Text block →
Soil NO2− concentrations were significantly elevated within the first 4 days following urea application (p < 0.05). Soil NO2− concentrations peaked at 1.5 ± 0.2 µg NO2−-N g−1 soil on Day 9, subsequent to the physical mixing and then decreased to 0.6 ± 0.1 µg NO2−-N g−1 soil on Day 11 (Fig. 1b).
Both the soil NO3− and NH4+ concentrations were higher (p < 0.01) in the positive control at Day 12 compared with the negative control. The NO3− concentrations in the positive control were in the range of 366 ± 122 µg NO3−-N g−1 soil while NH4+ concentrations were 174 ± 7 µg NH4+-N g−1 soil. The soil NO3− and NH4+ concentrations in the negative control were 64 ± 23 µg NO3−-N g−1 soil and 22 ± 1 µg NH4+-N g−1 soil, respectively.

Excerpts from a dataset
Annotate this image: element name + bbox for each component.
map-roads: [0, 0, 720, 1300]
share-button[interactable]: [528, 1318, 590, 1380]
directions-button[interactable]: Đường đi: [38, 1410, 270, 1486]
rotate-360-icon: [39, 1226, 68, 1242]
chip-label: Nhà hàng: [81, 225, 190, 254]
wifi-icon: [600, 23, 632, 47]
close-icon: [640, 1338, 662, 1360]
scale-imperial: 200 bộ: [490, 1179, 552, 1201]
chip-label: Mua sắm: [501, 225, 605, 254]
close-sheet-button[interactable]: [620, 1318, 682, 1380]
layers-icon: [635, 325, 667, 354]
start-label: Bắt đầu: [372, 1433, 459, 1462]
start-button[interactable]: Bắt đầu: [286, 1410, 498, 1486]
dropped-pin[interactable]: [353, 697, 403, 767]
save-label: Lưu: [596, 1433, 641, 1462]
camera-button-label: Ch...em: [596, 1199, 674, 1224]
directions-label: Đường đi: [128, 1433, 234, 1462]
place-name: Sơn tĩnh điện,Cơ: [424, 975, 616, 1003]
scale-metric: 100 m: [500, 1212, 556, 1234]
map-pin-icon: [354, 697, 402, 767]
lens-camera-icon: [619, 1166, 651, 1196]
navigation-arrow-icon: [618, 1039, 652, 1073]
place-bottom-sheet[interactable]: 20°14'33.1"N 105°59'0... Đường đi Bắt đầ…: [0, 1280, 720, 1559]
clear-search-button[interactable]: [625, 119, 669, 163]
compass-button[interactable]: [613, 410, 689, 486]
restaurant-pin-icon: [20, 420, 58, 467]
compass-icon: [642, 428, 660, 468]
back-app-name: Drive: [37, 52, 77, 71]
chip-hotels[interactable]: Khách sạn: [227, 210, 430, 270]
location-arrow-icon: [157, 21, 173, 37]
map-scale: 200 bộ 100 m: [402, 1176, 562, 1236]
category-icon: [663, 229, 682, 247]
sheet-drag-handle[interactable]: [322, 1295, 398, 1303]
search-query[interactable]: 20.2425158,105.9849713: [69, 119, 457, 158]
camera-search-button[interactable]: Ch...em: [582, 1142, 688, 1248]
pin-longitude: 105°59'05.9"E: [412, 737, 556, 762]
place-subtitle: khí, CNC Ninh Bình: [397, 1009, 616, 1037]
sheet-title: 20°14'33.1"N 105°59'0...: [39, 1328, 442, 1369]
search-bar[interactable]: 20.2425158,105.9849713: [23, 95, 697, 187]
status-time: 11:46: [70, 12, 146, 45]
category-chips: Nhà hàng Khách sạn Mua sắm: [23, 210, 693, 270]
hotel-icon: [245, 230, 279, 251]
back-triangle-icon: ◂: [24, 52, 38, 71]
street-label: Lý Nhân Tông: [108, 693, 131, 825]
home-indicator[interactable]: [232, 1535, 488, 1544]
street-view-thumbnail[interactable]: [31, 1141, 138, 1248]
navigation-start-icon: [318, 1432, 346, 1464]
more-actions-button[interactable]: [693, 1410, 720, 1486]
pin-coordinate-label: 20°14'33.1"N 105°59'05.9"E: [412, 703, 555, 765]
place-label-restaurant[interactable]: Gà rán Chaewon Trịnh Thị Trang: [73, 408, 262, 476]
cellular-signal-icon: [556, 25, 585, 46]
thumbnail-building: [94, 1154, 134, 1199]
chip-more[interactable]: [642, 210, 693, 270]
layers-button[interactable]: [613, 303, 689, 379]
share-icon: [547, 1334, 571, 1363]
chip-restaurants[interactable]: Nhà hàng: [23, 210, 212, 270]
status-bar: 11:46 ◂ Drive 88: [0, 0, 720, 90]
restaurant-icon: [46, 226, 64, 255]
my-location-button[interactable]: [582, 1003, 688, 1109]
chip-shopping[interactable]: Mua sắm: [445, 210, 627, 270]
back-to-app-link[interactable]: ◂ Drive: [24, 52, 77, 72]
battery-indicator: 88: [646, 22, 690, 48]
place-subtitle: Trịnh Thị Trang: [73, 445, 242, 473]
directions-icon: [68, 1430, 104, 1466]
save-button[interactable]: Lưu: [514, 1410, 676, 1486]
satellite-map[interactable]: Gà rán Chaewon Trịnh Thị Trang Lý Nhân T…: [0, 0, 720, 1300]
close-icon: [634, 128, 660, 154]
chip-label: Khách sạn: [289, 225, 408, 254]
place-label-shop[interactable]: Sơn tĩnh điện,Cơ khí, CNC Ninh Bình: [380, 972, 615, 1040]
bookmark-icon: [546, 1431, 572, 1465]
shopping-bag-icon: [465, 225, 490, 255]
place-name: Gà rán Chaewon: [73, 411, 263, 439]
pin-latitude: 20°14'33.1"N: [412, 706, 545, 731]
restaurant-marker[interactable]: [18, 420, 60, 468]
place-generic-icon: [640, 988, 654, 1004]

Task description → In the soil nitrogen passage, copy the stretch from "Soil NO2− concentrations were" through "g−1 soil, respectively." but replace "positive control" with "fertilized treatment".

Task output →
Soil NO2− concentrations were significantly elevated within the first 4 days following urea application (p < 0.05). Soil NO2− concentrations peaked at 1.5 ± 0.2 µg NO2−-N g−1 soil on Day 9, subsequent to the physical mixing and then decreased to 0.6 ± 0.1 µg NO2−-N g−1 soil on Day 11 (Fig. 1b).
Both the soil NO3− and NH4+ concentrations were higher (p < 0.01) in the fertilized treatment at Day 12 compared with the negative control. The NO3− concentrations in the fertilized treatment were in the range of 366 ± 122 µg NO3−-N g−1 soil while NH4+ concentrations were 174 ± 7 µg NH4+-N g−1 soil. The soil NO3− and NH4+ concentrations in the negative control were 64 ± 23 µg NO3−-N g−1 soil and 22 ± 1 µg NH4+-N g−1 soil, respectively.